TASK DIRECTIONS =>
How many lines in the records below hold the string "destination"? Please answer with the number and nothing more.

ENTRIES =>
********************

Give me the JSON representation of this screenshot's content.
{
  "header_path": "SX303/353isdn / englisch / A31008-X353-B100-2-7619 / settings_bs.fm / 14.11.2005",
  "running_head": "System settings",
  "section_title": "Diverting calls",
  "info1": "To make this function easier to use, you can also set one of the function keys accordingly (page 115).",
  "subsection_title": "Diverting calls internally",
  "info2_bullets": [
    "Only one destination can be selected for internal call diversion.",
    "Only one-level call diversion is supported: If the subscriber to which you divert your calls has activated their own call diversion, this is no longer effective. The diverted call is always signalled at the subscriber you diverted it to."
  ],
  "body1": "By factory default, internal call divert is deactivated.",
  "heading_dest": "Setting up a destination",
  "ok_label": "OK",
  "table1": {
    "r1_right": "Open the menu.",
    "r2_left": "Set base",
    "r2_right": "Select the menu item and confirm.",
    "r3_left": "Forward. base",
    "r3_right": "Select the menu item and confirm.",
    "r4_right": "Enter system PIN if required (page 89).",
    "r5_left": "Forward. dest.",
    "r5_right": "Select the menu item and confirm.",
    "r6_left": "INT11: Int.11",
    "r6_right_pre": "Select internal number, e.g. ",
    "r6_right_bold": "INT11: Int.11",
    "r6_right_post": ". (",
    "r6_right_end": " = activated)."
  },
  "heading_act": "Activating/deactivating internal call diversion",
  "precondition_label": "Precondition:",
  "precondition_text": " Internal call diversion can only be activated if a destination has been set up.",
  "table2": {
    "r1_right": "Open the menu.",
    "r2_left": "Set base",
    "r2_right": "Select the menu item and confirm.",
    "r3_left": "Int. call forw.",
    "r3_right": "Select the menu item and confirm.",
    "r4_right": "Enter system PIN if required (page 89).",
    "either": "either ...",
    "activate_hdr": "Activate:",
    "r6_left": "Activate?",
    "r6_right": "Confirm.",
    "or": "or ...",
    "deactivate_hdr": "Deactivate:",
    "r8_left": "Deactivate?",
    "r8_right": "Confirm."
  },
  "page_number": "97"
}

********************

TASK RESPONSE =>
3